→ Work to complete:
Identify each line in the records below that contains the word "userName", and copy it.

┄┄┄┄┄┄┄┄┄┄

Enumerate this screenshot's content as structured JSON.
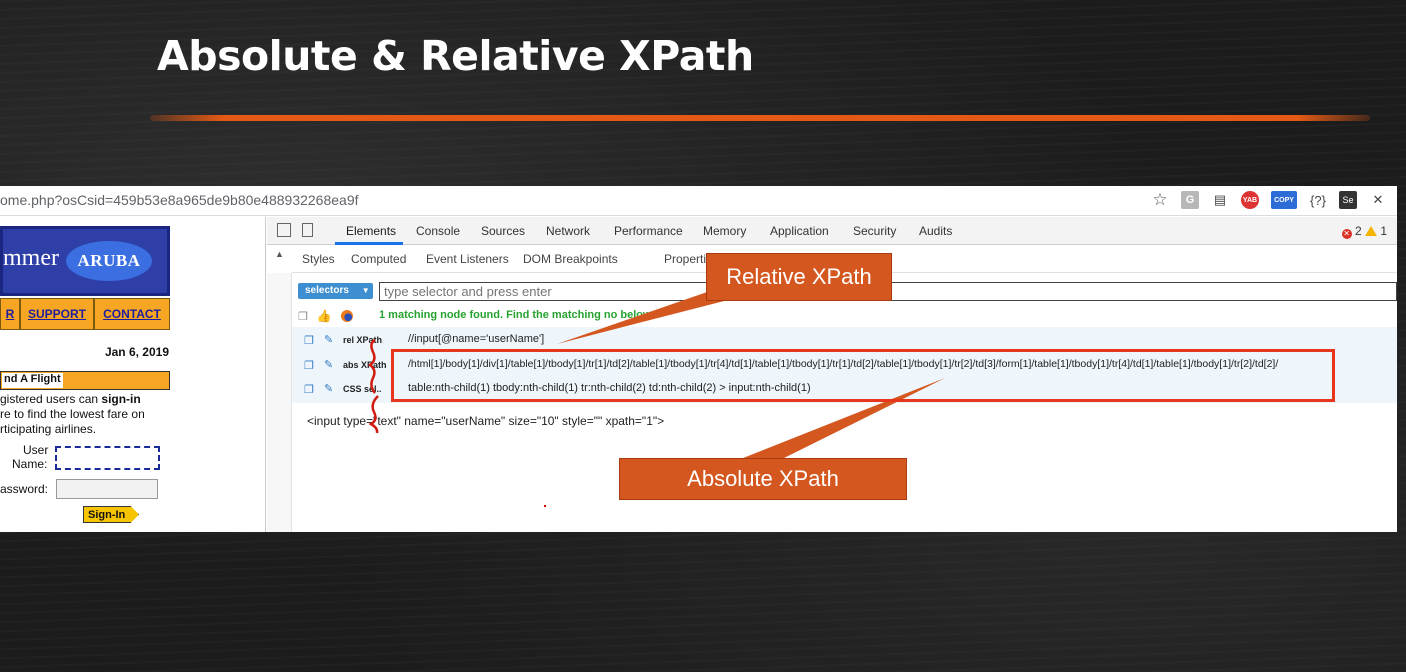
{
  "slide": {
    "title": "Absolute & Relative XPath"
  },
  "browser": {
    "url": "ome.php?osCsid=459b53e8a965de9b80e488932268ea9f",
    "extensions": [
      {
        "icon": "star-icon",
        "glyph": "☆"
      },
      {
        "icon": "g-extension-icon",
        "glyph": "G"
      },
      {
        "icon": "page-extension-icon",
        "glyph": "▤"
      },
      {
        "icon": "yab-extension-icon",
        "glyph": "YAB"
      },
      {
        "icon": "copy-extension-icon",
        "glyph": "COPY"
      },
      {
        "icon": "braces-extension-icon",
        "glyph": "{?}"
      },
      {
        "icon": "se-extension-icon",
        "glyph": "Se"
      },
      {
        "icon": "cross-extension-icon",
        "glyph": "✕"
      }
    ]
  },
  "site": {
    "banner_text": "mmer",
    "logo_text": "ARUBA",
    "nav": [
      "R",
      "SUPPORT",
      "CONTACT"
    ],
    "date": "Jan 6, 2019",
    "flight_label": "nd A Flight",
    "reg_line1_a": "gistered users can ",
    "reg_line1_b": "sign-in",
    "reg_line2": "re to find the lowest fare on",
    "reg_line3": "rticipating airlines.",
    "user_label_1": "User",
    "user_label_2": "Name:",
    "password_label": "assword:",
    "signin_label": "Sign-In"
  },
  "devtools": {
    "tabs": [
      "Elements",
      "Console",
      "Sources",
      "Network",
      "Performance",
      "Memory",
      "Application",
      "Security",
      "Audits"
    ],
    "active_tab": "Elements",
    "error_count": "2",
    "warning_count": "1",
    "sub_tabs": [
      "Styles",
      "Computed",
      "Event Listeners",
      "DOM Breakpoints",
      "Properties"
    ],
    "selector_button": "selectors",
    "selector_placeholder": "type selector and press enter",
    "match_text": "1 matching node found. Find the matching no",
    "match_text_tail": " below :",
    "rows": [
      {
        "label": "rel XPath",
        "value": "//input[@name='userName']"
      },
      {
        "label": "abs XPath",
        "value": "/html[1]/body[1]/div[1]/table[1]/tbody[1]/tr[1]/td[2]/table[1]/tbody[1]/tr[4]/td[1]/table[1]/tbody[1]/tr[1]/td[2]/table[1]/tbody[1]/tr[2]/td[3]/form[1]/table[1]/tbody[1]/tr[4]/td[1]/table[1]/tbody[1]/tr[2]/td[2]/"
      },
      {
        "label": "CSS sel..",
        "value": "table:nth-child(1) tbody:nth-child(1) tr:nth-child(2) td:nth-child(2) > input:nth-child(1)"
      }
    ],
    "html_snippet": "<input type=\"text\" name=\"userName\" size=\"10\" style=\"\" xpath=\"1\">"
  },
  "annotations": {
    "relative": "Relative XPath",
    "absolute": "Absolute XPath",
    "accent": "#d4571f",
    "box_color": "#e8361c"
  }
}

┄┄┄┄┄┄┄┄┄┄

→ Solution to this exercise:
        "value": "//input[@name='userName']"
    "html_snippet": "<input type=\"text\" name=\"userName\" size=\"10\" style=\"\" xpath=\"1\">"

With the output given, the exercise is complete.